## Dataset items:

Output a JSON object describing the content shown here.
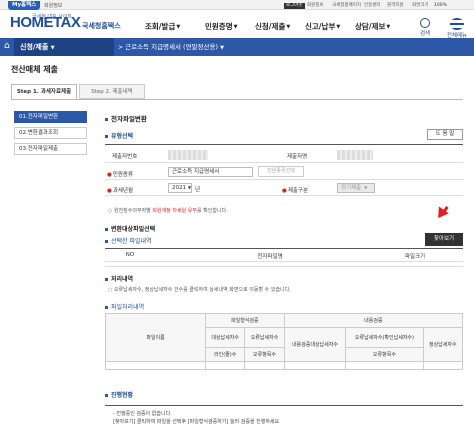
{
  "topbar": {
    "my_badge": "My홈택스",
    "login": "회원정보",
    "links": [
      "로그아웃",
      "회원정보",
      "국세청홈페이지",
      "인증센터",
      "원격지원",
      "화면크기"
    ],
    "zoom": "100%"
  },
  "logo": {
    "sub": "국세청 대표 사이트",
    "home": "HOMETAX",
    "name": "국세청홈택스"
  },
  "gnb": [
    "조회/발급",
    "민원증명",
    "신청/제출",
    "신고/납부",
    "상담/제보"
  ],
  "icons": {
    "search": "검색",
    "menu": "전체메뉴"
  },
  "nav": {
    "current": "신청/제출",
    "sub": "근로소득 지급명세서 (연말정산용)"
  },
  "page_title": "전산매체 제출",
  "tabs": [
    "Step 1. 과세자료제출",
    "Step 2. 제출내역"
  ],
  "side": [
    "01.전자파일변환",
    "02.변환결과조회",
    "03.전자파일제출"
  ],
  "section1": {
    "title": "전자파일변환",
    "subtitle": "유형선택",
    "help_btn": "도 움 말",
    "submitter_no_label": "제출자번호",
    "submitter_name_label": "제출자명",
    "civil_type_label": "민원종류",
    "civil_type_value": "근로소득 지급명세서",
    "civil_select_btn": "민원종류선택",
    "year_label": "과세년월",
    "year_value": "2021",
    "year_unit": "년",
    "submit_type_label": "제출구분",
    "submit_type_value": "정기제출"
  },
  "notice": {
    "prefix": "원천징수의무자별 ",
    "red": "회원개정 차세원 유무",
    "suffix": "를 확인합니다."
  },
  "section2": {
    "title": "변환대상파일선택",
    "subtitle": "선택한 파일내역",
    "download_btn": "찾아보기",
    "columns": [
      "NO",
      "전자파일명",
      "파일크기"
    ]
  },
  "section3": {
    "title": "처리내역",
    "desc": "오류납세자수, 정상납세자수 건수를 클릭하여 상세내역 화면으로 이동할 수 있습니다.",
    "subtitle": "파일처리내역",
    "headers": {
      "file_name": "파일이름",
      "format_check": "파일형식검증",
      "content_check": "내용검증",
      "target_taxpayers": "대상납세자수",
      "normal_taxpayers": "오류납세자수",
      "line_count": "라인(줄)수",
      "normal_count": "오류항목수",
      "content_target": "내용검증대상납세자수",
      "content_error": "오류납세자수(확인납세자수)",
      "content_error_items": "오류항목수",
      "content_normal": "정상납세자수"
    }
  },
  "section4": {
    "title": "진행현황",
    "line1": "- 진행중인 검증이 없습니다.",
    "line2": "[찾아보기] 클릭하여 파일을 선택후 [파일형식검증하기] 눌러 검증을 진행하세요."
  }
}
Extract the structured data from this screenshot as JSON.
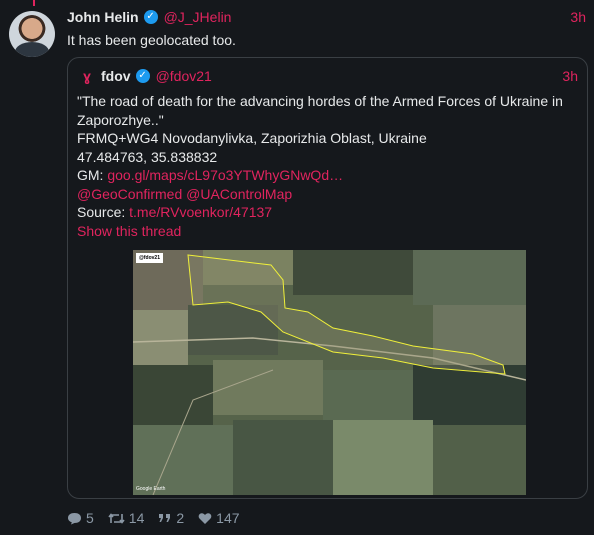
{
  "tweet": {
    "author_name": "John Helin",
    "author_handle": "@J_JHelin",
    "time": "3h",
    "text": "It has been geolocated too."
  },
  "quote": {
    "author_name": "fdov",
    "author_handle": "@fdov21",
    "time": "3h",
    "lines": {
      "l1": "\"The road of death for the advancing hordes of the Armed Forces of Ukraine in Zaporozhye..\"",
      "l2": "FRMQ+WG4 Novodanylivka, Zaporizhia Oblast, Ukraine",
      "l3": "47.484763, 35.838832",
      "gm_label": "GM:",
      "gm_link": "goo.gl/maps/cL97o3YTWhyGNwQd…",
      "mentions": "@GeoConfirmed @UAControlMap",
      "source_label": "Source:",
      "source_link": "t.me/RVvoenkor/47137"
    },
    "show_thread": "Show this thread",
    "image": {
      "tag": "@fdov21",
      "attribution": "Google Earth"
    }
  },
  "actions": {
    "replies": "5",
    "retweets": "14",
    "quotes": "2",
    "likes": "147"
  },
  "colors": {
    "accent": "#e0245e",
    "verified": "#1d9bf0",
    "background": "#15181c",
    "outline": "#f0f03a"
  }
}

## Work required:
Restate each entry word for word, leaving out any pictures.

## Expected output:
Output a JSON object describing the content shown here.
{
  "topbar": {
    "my_badge": "My홈택스",
    "login": "회원정보",
    "links": [
      "로그아웃",
      "회원정보",
      "국세청홈페이지",
      "인증센터",
      "원격지원",
      "화면크기"
    ],
    "zoom": "100%"
  },
  "logo": {
    "sub": "국세청 대표 사이트",
    "home": "HOMETAX",
    "name": "국세청홈택스"
  },
  "gnb": [
    "조회/발급",
    "민원증명",
    "신청/제출",
    "신고/납부",
    "상담/제보"
  ],
  "icons": {
    "search": "검색",
    "menu": "전체메뉴"
  },
  "nav": {
    "current": "신청/제출",
    "sub": "근로소득 지급명세서 (연말정산용)"
  },
  "page_title": "전산매체 제출",
  "tabs": [
    "Step 1. 과세자료제출",
    "Step 2. 제출내역"
  ],
  "side": [
    "01.전자파일변환",
    "02.변환결과조회",
    "03.전자파일제출"
  ],
  "section1": {
    "title": "전자파일변환",
    "subtitle": "유형선택",
    "help_btn": "도 움 말",
    "submitter_no_label": "제출자번호",
    "submitter_name_label": "제출자명",
    "civil_type_label": "민원종류",
    "civil_type_value": "근로소득 지급명세서",
    "civil_select_btn": "민원종류선택",
    "year_label": "과세년월",
    "year_value": "2021",
    "year_unit": "년",
    "submit_type_label": "제출구분",
    "submit_type_value": "정기제출"
  },
  "notice": {
    "prefix": "원천징수의무자별 ",
    "red": "회원개정 차세원 유무",
    "suffix": "를 확인합니다."
  },
  "section2": {
    "title": "변환대상파일선택",
    "subtitle": "선택한 파일내역",
    "download_btn": "찾아보기",
    "columns": [
      "NO",
      "전자파일명",
      "파일크기"
    ]
  },
  "section3": {
    "title": "처리내역",
    "desc": "오류납세자수, 정상납세자수 건수를 클릭하여 상세내역 화면으로 이동할 수 있습니다.",
    "subtitle": "파일처리내역",
    "headers": {
      "file_name": "파일이름",
      "format_check": "파일형식검증",
      "content_check": "내용검증",
      "target_taxpayers": "대상납세자수",
      "normal_taxpayers": "오류납세자수",
      "line_count": "라인(줄)수",
      "normal_count": "오류항목수",
      "content_target": "내용검증대상납세자수",
      "content_error": "오류납세자수(확인납세자수)",
      "content_error_items": "오류항목수",
      "content_normal": "정상납세자수"
    }
  },
  "section4": {
    "title": "진행현황",
    "line1": "- 진행중인 검증이 없습니다.",
    "line2": "[찾아보기] 클릭하여 파일을 선택후 [파일형식검증하기] 눌러 검증을 진행하세요."
  }
}
Extract the structured data from this screenshot as JSON.
{
  "tweet": {
    "author_name": "John Helin",
    "author_handle": "@J_JHelin",
    "time": "3h",
    "text": "It has been geolocated too."
  },
  "quote": {
    "author_name": "fdov",
    "author_handle": "@fdov21",
    "time": "3h",
    "lines": {
      "l1": "\"The road of death for the advancing hordes of the Armed Forces of Ukraine in Zaporozhye..\"",
      "l2": "FRMQ+WG4 Novodanylivka, Zaporizhia Oblast, Ukraine",
      "l3": "47.484763, 35.838832",
      "gm_label": "GM:",
      "gm_link": "goo.gl/maps/cL97o3YTWhyGNwQd…",
      "mentions": "@GeoConfirmed @UAControlMap",
      "source_label": "Source:",
      "source_link": "t.me/RVvoenkor/47137"
    },
    "show_thread": "Show this thread",
    "image": {
      "tag": "@fdov21",
      "attribution": "Google Earth"
    }
  },
  "actions": {
    "replies": "5",
    "retweets": "14",
    "quotes": "2",
    "likes": "147"
  },
  "colors": {
    "accent": "#e0245e",
    "verified": "#1d9bf0",
    "background": "#15181c",
    "outline": "#f0f03a"
  }
}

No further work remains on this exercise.